* _What is expected_
Find each line with the string "this" and report it.

* _Available records_

*****

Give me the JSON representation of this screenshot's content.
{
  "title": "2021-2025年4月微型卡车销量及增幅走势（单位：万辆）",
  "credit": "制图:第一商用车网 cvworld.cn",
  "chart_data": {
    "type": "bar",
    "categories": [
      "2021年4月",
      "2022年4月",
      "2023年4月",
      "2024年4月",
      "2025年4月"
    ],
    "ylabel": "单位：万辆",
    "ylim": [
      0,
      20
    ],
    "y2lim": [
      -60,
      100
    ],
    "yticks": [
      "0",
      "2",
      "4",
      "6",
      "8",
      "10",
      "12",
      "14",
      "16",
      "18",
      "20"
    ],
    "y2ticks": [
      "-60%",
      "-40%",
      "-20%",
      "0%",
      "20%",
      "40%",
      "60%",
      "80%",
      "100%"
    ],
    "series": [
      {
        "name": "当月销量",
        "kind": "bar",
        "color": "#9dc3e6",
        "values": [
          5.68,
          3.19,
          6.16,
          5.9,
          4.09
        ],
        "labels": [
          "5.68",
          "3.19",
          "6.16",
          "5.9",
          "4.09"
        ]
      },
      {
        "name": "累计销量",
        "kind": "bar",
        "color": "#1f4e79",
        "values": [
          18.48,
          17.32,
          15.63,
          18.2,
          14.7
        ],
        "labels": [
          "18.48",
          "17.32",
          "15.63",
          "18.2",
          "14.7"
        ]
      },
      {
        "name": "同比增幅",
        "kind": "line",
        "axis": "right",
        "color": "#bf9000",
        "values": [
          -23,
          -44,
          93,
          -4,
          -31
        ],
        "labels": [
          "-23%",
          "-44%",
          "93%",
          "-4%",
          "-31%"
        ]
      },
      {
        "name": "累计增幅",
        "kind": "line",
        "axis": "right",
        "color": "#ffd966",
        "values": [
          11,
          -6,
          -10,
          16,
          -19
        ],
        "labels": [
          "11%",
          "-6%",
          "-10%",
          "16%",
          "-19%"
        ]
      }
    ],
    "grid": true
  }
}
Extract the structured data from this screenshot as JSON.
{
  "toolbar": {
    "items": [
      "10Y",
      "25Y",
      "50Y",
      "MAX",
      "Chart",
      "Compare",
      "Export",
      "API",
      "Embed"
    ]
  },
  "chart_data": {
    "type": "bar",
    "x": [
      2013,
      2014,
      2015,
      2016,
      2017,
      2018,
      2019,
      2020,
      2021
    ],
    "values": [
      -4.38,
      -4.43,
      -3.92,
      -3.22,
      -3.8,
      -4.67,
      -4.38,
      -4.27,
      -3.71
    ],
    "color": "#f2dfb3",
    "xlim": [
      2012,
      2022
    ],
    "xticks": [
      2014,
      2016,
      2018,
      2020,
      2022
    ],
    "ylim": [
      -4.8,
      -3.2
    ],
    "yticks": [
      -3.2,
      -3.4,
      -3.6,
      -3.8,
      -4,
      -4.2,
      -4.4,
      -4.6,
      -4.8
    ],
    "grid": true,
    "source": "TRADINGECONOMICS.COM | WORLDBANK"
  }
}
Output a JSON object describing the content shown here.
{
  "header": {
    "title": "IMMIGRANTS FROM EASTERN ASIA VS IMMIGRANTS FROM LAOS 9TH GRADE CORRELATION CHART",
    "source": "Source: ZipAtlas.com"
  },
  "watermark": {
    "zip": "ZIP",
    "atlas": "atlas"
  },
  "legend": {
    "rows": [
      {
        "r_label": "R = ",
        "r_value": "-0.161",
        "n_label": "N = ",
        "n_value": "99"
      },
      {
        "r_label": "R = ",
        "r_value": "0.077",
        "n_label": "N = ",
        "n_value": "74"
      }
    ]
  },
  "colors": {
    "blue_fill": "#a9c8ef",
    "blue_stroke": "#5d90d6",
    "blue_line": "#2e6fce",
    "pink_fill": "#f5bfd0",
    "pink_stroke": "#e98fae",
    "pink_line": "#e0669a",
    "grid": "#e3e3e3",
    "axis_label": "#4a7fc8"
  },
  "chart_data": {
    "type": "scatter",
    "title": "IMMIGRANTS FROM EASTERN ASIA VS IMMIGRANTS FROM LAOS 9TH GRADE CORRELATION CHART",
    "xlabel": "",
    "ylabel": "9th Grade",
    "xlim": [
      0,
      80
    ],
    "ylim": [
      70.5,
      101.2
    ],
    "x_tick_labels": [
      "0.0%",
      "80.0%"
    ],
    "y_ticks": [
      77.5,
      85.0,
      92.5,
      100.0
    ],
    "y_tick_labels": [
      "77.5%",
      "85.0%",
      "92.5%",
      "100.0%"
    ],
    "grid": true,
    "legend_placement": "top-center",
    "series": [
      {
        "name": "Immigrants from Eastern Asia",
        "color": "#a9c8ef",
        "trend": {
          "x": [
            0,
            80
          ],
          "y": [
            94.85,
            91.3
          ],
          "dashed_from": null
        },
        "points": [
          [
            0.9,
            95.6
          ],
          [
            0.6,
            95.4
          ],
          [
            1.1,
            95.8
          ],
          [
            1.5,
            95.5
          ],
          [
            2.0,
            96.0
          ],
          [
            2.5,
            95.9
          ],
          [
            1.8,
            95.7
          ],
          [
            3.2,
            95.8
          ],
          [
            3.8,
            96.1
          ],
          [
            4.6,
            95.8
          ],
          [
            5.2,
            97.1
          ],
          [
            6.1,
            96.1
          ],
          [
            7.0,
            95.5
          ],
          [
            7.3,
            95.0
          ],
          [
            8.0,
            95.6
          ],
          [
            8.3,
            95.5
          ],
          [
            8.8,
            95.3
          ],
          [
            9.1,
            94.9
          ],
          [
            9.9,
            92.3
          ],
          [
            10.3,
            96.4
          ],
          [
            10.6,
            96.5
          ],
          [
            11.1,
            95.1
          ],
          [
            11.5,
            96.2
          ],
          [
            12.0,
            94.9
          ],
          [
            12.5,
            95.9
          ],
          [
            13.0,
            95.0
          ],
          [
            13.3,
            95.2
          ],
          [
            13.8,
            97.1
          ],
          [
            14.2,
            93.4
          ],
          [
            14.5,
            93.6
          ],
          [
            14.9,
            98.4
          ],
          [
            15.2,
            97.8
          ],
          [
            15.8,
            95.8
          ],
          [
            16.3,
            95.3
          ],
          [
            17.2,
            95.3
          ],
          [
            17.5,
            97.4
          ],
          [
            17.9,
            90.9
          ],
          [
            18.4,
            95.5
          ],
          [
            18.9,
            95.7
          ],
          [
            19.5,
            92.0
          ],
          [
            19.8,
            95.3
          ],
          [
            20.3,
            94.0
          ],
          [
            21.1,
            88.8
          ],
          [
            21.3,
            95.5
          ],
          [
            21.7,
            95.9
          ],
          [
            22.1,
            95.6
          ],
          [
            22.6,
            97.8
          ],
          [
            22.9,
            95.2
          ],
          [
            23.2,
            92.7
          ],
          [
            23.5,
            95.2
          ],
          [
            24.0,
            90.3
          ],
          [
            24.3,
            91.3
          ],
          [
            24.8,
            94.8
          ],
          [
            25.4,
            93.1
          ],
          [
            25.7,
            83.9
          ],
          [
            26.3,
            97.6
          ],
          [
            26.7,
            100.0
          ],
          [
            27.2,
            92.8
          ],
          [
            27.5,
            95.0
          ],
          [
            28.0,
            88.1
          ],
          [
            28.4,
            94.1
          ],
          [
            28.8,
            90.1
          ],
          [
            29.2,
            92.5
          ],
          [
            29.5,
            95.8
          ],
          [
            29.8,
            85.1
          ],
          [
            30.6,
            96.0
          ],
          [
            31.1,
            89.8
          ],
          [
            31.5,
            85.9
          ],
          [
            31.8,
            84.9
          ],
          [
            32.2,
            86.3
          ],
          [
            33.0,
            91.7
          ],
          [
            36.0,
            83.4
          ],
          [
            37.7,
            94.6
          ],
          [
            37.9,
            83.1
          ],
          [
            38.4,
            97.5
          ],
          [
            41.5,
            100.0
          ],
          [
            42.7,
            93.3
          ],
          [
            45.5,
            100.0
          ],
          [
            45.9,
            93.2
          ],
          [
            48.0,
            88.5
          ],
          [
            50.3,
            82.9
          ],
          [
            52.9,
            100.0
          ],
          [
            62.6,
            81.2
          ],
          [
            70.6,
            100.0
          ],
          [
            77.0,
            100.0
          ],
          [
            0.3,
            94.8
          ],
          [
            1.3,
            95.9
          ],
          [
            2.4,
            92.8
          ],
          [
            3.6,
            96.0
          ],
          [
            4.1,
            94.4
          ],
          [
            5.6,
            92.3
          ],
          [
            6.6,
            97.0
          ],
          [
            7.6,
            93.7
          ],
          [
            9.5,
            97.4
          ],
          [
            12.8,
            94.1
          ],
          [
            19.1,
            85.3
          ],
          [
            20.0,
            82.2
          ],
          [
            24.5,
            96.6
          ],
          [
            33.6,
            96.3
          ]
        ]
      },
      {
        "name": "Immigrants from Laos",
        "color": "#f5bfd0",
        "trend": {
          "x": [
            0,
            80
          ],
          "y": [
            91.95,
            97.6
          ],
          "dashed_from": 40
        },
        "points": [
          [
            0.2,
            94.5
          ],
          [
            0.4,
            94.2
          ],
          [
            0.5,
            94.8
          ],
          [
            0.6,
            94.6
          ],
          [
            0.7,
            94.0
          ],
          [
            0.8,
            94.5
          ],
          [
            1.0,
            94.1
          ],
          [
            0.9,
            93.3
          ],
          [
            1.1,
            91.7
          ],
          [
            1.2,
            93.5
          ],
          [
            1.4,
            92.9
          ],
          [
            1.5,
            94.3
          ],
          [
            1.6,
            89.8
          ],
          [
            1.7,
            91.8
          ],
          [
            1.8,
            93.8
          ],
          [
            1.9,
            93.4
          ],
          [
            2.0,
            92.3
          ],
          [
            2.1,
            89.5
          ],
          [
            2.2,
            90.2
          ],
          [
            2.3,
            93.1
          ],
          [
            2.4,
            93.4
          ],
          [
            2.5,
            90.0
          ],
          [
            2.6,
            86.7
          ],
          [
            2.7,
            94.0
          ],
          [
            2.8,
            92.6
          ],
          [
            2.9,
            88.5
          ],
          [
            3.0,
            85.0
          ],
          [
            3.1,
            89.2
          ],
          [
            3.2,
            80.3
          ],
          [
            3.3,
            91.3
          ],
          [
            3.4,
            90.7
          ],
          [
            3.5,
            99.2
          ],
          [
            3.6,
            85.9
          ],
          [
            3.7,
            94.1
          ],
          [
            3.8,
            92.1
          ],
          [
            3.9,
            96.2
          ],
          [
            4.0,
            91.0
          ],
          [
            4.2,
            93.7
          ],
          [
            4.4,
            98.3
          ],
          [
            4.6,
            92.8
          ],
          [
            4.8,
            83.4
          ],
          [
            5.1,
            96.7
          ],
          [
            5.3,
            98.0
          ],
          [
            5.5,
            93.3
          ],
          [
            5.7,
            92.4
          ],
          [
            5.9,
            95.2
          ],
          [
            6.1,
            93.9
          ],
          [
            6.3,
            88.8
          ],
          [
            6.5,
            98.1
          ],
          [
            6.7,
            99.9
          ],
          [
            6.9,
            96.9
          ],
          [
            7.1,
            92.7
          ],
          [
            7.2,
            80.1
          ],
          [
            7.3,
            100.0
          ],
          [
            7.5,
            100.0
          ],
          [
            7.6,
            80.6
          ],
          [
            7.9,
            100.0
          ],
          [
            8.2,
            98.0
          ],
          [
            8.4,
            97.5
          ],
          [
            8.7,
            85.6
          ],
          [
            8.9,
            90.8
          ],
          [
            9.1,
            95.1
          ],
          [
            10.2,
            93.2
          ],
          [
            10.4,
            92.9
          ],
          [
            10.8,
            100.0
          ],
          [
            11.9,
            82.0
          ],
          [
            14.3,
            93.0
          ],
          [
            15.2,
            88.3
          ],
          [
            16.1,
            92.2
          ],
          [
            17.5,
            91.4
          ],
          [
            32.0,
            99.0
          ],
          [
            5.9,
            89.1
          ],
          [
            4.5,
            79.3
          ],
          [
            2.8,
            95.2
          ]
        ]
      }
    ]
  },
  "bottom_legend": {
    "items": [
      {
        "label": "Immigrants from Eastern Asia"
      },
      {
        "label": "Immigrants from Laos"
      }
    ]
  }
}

*****

* _The solution_
Give me the JSON representation of this screenshot's content.
Extract the structured data from this screenshot as JSON.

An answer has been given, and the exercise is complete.